━━ Material supplied ━━
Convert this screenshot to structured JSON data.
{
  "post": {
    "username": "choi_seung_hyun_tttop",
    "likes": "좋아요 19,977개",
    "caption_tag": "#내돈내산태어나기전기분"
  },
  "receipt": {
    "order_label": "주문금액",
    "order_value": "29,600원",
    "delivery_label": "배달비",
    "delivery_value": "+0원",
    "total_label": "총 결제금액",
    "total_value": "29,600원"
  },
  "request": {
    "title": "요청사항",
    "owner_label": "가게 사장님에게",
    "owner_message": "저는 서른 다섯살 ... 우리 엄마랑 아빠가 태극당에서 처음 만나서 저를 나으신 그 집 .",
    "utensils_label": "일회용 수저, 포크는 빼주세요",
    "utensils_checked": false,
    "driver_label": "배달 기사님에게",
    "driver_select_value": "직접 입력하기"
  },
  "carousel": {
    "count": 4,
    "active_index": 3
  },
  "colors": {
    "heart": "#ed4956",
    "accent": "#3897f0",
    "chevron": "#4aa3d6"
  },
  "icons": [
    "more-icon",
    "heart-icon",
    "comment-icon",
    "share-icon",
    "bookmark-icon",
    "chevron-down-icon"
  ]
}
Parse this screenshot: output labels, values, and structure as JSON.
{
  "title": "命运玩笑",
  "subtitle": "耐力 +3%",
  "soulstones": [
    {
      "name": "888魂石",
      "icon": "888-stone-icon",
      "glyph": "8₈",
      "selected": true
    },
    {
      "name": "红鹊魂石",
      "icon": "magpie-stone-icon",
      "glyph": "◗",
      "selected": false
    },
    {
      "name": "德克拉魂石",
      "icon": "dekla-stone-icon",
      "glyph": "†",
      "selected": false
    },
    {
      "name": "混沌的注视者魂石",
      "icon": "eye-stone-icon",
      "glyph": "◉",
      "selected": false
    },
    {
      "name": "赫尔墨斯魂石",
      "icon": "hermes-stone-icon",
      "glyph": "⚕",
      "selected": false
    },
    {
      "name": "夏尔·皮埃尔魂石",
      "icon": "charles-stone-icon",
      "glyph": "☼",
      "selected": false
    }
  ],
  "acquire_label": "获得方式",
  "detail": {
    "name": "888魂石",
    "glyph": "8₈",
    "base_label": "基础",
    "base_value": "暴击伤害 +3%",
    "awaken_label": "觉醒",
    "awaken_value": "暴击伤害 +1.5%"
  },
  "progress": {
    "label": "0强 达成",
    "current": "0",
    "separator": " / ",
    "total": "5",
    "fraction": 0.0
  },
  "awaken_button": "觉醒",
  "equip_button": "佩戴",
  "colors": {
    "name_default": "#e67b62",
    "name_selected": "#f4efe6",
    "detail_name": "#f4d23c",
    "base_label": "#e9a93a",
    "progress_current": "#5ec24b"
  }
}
━━━
### What is expected
Repeat, without changes, every line from the one that contains "Parse this screenshot: output" through the final line of the data.

### Right answer
Parse this screenshot: output labels, values, and structure as JSON.
{
  "title": "命运玩笑",
  "subtitle": "耐力 +3%",
  "soulstones": [
    {
      "name": "888魂石",
      "icon": "888-stone-icon",
      "glyph": "8₈",
      "selected": true
    },
    {
      "name": "红鹊魂石",
      "icon": "magpie-stone-icon",
      "glyph": "◗",
      "selected": false
    },
    {
      "name": "德克拉魂石",
      "icon": "dekla-stone-icon",
      "glyph": "†",
      "selected": false
    },
    {
      "name": "混沌的注视者魂石",
      "icon": "eye-stone-icon",
      "glyph": "◉",
      "selected": false
    },
    {
      "name": "赫尔墨斯魂石",
      "icon": "hermes-stone-icon",
      "glyph": "⚕",
      "selected": false
    },
    {
      "name": "夏尔·皮埃尔魂石",
      "icon": "charles-stone-icon",
      "glyph": "☼",
      "selected": false
    }
  ],
  "acquire_label": "获得方式",
  "detail": {
    "name": "888魂石",
    "glyph": "8₈",
    "base_label": "基础",
    "base_value": "暴击伤害 +3%",
    "awaken_label": "觉醒",
    "awaken_value": "暴击伤害 +1.5%"
  },
  "progress": {
    "label": "0强 达成",
    "current": "0",
    "separator": " / ",
    "total": "5",
    "fraction": 0.0
  },
  "awaken_button": "觉醒",
  "equip_button": "佩戴",
  "colors": {
    "name_default": "#e67b62",
    "name_selected": "#f4efe6",
    "detail_name": "#f4d23c",
    "base_label": "#e9a93a",
    "progress_current": "#5ec24b"
  }
}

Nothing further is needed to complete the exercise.